* _Input for this task_:
===============

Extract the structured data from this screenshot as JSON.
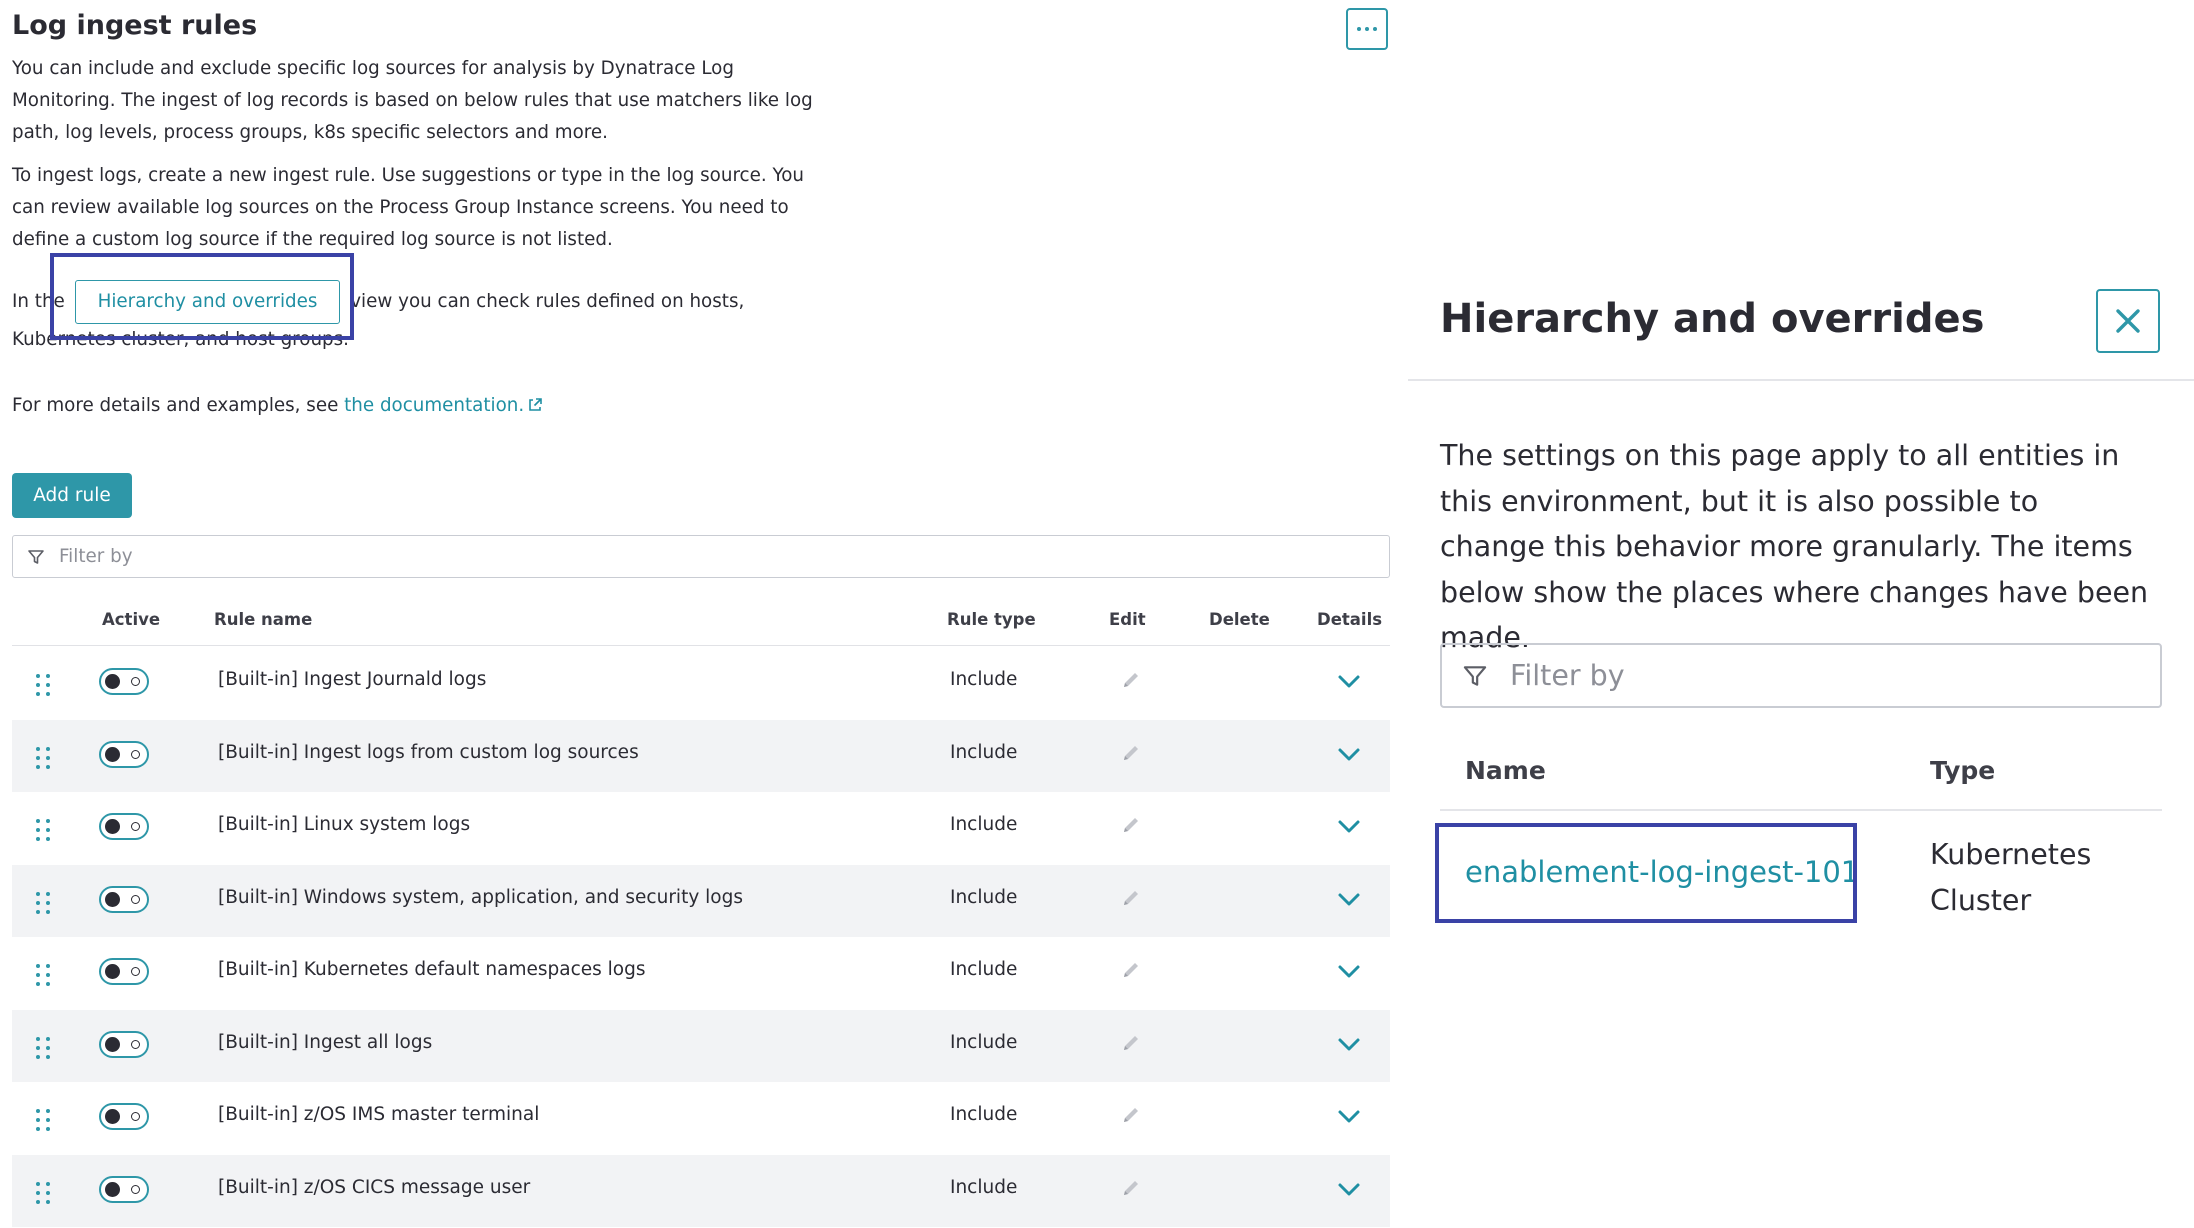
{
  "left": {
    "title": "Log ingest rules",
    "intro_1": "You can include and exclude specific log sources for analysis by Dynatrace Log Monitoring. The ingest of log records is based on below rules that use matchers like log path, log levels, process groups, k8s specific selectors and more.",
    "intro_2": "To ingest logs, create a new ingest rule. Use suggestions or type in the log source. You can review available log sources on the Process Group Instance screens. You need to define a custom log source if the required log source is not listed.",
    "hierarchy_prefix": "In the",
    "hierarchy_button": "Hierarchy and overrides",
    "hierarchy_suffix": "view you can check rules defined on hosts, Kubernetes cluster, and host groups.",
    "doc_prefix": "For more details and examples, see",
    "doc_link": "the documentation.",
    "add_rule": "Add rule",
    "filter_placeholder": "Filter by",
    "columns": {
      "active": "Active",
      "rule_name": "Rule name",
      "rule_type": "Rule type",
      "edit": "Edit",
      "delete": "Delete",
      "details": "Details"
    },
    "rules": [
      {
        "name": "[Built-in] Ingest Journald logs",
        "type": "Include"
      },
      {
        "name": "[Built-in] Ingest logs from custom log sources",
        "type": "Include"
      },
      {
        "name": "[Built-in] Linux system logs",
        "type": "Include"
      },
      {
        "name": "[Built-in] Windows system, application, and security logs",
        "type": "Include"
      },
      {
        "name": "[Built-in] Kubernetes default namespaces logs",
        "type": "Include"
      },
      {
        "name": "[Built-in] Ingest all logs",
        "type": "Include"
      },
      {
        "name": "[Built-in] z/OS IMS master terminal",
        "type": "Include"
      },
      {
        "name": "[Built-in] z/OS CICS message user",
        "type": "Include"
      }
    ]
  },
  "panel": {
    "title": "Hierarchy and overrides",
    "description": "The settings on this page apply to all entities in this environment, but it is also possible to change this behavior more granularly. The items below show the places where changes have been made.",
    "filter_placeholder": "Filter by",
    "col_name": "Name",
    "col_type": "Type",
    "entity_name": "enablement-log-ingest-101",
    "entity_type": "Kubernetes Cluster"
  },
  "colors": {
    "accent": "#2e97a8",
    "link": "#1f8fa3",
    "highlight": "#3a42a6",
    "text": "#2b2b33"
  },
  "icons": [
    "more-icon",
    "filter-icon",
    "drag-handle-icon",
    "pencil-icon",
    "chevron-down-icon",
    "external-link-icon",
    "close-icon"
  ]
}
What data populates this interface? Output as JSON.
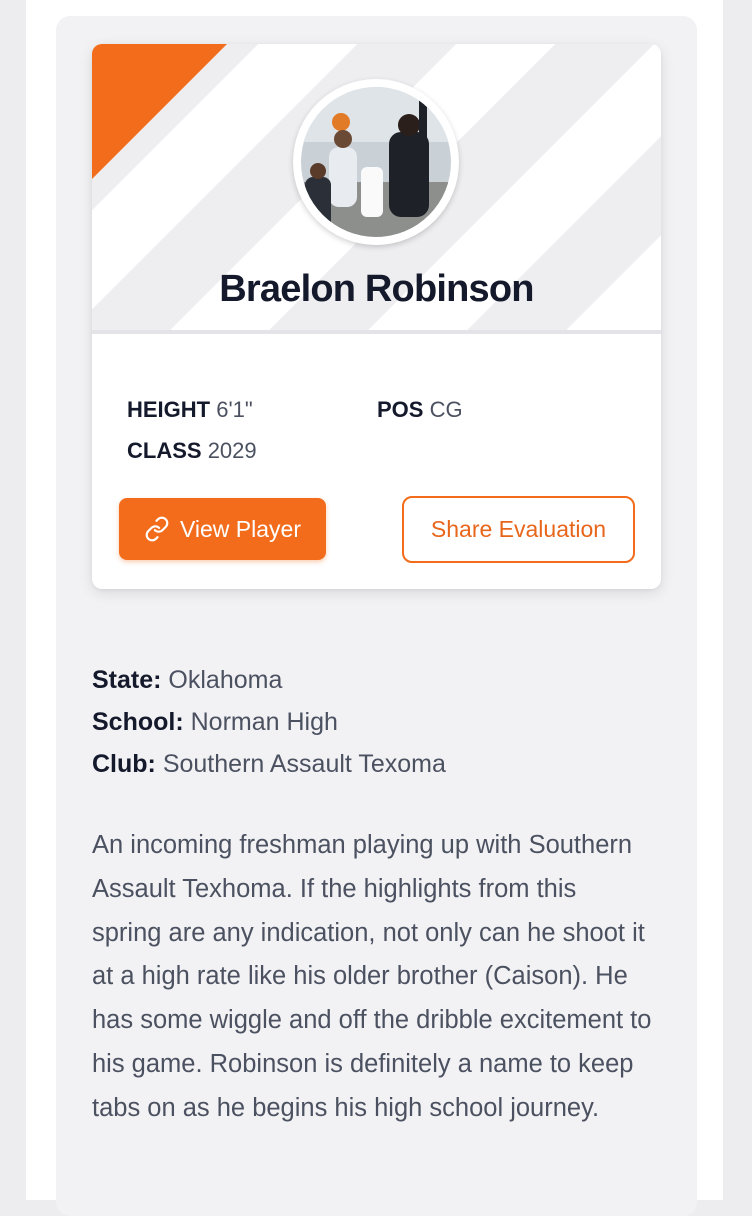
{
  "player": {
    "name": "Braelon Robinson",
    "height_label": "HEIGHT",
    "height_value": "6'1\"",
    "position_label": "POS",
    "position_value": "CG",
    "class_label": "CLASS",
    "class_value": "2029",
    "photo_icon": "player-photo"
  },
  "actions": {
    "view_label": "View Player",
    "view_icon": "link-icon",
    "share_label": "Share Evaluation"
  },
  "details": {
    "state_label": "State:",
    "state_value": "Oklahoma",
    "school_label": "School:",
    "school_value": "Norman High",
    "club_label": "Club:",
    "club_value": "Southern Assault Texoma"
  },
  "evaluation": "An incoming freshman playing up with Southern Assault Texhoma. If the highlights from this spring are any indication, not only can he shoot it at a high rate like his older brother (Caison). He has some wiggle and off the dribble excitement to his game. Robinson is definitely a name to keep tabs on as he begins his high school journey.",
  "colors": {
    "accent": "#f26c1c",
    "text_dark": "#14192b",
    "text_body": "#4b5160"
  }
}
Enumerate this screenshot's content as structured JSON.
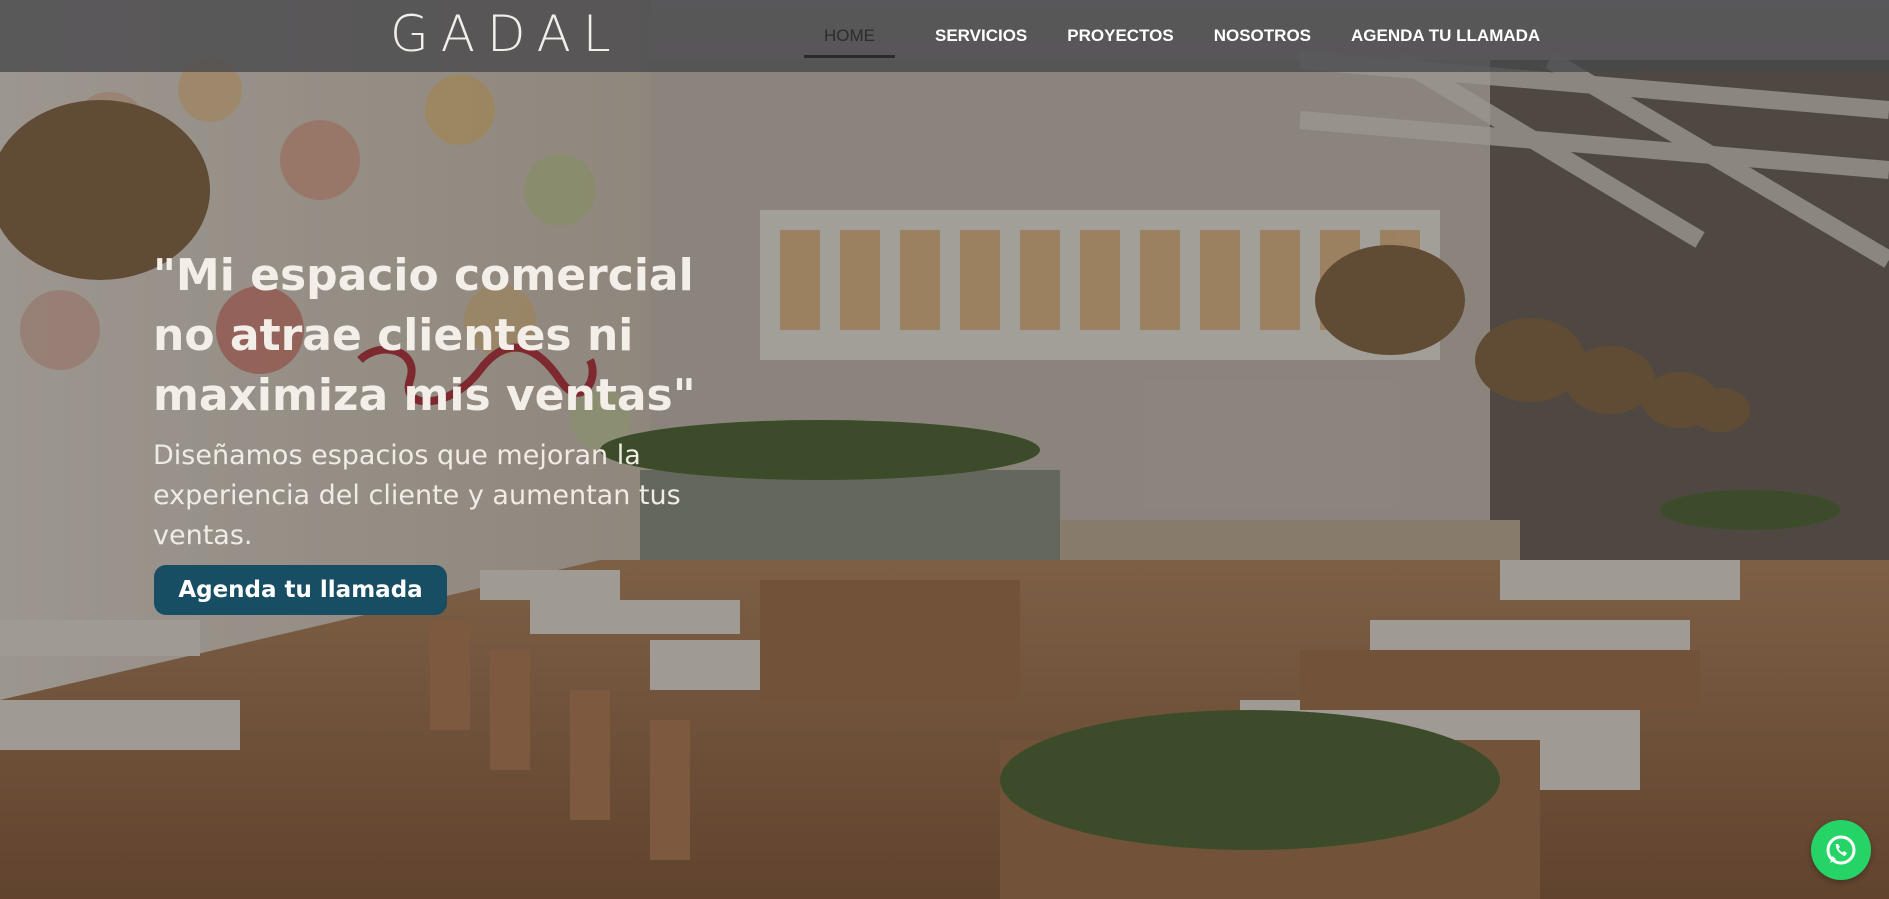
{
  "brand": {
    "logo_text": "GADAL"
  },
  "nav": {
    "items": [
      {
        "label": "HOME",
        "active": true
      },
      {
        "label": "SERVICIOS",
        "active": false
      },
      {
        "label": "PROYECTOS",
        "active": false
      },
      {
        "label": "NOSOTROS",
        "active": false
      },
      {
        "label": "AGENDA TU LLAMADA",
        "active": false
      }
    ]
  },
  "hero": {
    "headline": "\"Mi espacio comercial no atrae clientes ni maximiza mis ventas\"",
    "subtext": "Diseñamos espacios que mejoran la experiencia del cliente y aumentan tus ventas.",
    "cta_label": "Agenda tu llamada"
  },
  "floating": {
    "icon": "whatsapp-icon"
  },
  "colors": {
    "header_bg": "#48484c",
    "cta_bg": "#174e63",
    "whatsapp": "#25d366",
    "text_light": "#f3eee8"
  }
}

===============

* _The task_: Pull out every line in the material above where "custom" occurs.

* _Task solution_:
    "intro_2": "To ingest logs, create a new ingest rule. Use suggestions or type in the log source. You can review available log sources on the Process Group Instance screens. You need to define a custom log source if the required log source is not listed.",
        "name": "[Built-in] Ingest logs from custom log sources",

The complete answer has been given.